## TASK INSTRUCTIONS
Reproduce the data in its entirety, exactly as supplied.

----

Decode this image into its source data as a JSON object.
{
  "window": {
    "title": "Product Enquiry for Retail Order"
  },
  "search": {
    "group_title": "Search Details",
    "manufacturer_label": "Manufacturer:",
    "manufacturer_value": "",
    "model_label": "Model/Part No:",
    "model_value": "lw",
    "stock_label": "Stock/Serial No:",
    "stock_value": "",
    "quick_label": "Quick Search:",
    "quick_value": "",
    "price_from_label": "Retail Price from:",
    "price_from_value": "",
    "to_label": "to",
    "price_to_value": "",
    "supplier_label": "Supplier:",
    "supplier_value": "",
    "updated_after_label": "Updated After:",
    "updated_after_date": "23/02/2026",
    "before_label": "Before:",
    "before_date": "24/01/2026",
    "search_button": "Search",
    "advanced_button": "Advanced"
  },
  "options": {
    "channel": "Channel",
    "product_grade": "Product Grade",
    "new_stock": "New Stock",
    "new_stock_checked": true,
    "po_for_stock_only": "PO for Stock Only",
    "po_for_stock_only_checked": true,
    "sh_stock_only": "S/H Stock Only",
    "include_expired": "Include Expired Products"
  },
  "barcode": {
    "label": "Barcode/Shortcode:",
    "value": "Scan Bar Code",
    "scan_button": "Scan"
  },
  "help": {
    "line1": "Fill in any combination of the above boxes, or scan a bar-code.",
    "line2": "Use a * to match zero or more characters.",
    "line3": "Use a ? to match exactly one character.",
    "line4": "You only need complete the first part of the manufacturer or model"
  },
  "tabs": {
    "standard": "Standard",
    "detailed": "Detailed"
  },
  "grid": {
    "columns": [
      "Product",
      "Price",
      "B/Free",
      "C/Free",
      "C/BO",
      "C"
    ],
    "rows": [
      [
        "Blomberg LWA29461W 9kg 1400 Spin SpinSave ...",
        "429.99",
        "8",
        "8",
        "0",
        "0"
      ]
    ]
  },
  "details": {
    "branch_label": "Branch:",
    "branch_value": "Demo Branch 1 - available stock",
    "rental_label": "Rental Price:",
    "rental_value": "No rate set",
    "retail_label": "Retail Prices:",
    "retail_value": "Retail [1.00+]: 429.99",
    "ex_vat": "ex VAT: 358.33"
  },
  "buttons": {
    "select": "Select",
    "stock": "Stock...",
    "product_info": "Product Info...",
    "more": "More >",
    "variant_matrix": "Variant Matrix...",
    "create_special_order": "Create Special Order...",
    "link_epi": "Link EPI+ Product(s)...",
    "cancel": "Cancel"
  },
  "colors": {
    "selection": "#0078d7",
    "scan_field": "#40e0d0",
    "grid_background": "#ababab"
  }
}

----

## THE ANSWER
Decode this image into its source data as a JSON object.
{
  "window": {
    "title": "Product Enquiry for Retail Order"
  },
  "search": {
    "group_title": "Search Details",
    "manufacturer_label": "Manufacturer:",
    "manufacturer_value": "",
    "model_label": "Model/Part No:",
    "model_value": "lw",
    "stock_label": "Stock/Serial No:",
    "stock_value": "",
    "quick_label": "Quick Search:",
    "quick_value": "",
    "price_from_label": "Retail Price from:",
    "price_from_value": "",
    "to_label": "to",
    "price_to_value": "",
    "supplier_label": "Supplier:",
    "supplier_value": "",
    "updated_after_label": "Updated After:",
    "updated_after_date": "23/02/2026",
    "before_label": "Before:",
    "before_date": "24/01/2026",
    "search_button": "Search",
    "advanced_button": "Advanced"
  },
  "options": {
    "channel": "Channel",
    "product_grade": "Product Grade",
    "new_stock": "New Stock",
    "new_stock_checked": true,
    "po_for_stock_only": "PO for Stock Only",
    "po_for_stock_only_checked": true,
    "sh_stock_only": "S/H Stock Only",
    "include_expired": "Include Expired Products"
  },
  "barcode": {
    "label": "Barcode/Shortcode:",
    "value": "Scan Bar Code",
    "scan_button": "Scan"
  },
  "help": {
    "line1": "Fill in any combination of the above boxes, or scan a bar-code.",
    "line2": "Use a * to match zero or more characters.",
    "line3": "Use a ? to match exactly one character.",
    "line4": "You only need complete the first part of the manufacturer or model"
  },
  "tabs": {
    "standard": "Standard",
    "detailed": "Detailed"
  },
  "grid": {
    "columns": [
      "Product",
      "Price",
      "B/Free",
      "C/Free",
      "C/BO",
      "C"
    ],
    "rows": [
      [
        "Blomberg LWA29461W 9kg 1400 Spin SpinSave ...",
        "429.99",
        "8",
        "8",
        "0",
        "0"
      ]
    ]
  },
  "details": {
    "branch_label": "Branch:",
    "branch_value": "Demo Branch 1 - available stock",
    "rental_label": "Rental Price:",
    "rental_value": "No rate set",
    "retail_label": "Retail Prices:",
    "retail_value": "Retail [1.00+]: 429.99",
    "ex_vat": "ex VAT: 358.33"
  },
  "buttons": {
    "select": "Select",
    "stock": "Stock...",
    "product_info": "Product Info...",
    "more": "More >",
    "variant_matrix": "Variant Matrix...",
    "create_special_order": "Create Special Order...",
    "link_epi": "Link EPI+ Product(s)...",
    "cancel": "Cancel"
  },
  "colors": {
    "selection": "#0078d7",
    "scan_field": "#40e0d0",
    "grid_background": "#ababab"
  }
}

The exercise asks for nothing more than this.